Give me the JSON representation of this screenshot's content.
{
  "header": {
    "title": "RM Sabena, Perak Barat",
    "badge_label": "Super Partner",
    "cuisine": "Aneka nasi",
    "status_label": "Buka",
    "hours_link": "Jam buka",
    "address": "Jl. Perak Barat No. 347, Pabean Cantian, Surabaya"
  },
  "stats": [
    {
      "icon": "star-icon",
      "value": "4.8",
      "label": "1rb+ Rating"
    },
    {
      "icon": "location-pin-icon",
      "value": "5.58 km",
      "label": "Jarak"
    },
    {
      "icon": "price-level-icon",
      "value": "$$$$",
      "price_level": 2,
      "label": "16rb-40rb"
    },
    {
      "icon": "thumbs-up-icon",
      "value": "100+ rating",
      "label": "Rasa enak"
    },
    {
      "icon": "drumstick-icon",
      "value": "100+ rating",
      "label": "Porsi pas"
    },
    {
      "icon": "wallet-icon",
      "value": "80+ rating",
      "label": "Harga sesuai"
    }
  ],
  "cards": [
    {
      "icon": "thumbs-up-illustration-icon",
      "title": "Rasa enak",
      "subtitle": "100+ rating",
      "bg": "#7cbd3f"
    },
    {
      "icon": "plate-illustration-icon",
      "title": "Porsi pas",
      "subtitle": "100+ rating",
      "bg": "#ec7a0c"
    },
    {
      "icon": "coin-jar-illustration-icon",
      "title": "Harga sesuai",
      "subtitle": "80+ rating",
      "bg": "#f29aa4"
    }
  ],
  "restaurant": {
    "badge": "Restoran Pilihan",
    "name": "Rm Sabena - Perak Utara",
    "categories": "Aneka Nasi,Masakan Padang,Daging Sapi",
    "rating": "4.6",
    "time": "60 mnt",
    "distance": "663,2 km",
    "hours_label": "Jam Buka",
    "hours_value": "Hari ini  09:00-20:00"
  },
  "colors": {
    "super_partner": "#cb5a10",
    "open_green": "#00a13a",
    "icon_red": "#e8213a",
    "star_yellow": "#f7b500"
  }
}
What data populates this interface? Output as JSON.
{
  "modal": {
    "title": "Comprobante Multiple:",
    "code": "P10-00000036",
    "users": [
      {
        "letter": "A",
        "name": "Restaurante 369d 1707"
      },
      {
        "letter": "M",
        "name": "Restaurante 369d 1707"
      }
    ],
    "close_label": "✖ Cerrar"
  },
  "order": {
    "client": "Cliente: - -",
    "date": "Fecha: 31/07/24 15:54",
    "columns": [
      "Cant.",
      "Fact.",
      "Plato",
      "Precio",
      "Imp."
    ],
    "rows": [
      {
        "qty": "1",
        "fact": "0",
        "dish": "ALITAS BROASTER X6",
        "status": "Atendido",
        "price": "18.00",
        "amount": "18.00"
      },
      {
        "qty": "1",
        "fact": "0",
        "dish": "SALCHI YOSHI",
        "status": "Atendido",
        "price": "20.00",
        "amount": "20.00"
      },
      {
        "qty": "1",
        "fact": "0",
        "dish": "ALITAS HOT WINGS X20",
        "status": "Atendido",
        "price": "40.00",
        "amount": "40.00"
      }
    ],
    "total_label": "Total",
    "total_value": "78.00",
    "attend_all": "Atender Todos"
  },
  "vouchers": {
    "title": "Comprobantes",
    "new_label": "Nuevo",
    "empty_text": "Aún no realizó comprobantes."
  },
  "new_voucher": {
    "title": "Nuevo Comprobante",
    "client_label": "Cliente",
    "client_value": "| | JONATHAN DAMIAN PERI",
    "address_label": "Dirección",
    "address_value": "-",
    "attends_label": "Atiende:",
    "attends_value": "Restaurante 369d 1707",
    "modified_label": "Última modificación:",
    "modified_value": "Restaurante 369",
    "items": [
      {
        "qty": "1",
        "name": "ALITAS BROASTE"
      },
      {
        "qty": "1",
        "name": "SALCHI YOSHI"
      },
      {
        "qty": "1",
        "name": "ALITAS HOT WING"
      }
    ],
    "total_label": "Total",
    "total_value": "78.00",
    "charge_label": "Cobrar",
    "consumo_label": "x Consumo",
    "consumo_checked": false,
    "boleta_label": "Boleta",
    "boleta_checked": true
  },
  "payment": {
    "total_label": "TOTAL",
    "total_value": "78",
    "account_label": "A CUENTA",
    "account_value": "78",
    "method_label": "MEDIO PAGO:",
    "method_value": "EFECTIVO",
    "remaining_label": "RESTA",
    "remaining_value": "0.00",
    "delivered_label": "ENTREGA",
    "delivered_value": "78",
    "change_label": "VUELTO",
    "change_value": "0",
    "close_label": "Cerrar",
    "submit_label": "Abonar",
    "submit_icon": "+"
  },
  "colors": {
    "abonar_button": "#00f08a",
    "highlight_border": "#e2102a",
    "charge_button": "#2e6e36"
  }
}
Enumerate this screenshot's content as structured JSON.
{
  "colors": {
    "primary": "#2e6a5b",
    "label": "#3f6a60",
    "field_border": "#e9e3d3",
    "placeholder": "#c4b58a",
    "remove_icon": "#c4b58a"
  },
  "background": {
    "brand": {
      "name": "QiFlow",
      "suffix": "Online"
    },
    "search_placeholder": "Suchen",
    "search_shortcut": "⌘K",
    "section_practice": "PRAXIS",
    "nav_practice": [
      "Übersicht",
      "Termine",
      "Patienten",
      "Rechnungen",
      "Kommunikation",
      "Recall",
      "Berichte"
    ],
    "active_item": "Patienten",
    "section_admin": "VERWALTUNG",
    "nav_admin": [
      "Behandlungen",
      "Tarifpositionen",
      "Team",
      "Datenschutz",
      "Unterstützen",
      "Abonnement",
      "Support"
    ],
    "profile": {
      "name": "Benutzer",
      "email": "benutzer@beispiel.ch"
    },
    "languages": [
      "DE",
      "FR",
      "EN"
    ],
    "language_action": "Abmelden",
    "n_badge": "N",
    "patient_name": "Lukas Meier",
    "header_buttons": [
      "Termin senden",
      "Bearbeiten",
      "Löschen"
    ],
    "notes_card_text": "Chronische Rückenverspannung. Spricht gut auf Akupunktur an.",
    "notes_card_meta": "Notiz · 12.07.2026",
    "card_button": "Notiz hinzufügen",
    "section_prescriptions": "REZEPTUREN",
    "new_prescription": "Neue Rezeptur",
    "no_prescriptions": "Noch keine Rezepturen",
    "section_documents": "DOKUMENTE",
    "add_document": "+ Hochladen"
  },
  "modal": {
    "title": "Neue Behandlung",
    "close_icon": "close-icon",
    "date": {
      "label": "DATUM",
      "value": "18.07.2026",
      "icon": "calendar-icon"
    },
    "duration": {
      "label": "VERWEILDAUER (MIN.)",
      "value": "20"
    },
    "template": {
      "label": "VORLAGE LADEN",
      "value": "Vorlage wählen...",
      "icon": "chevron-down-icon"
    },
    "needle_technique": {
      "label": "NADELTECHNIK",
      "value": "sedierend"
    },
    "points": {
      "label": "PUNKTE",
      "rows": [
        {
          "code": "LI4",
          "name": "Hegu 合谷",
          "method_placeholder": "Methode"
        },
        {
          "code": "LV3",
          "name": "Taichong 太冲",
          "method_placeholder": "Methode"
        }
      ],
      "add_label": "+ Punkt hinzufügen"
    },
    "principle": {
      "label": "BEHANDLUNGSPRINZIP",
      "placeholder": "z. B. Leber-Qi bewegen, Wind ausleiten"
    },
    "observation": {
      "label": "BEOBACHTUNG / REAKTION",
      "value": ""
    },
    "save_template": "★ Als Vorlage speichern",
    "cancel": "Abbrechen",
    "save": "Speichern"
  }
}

# # # # #

* _Work to complete_:
Count every line bearing the word "Notiz"; report the total only.

* _The reply_:
2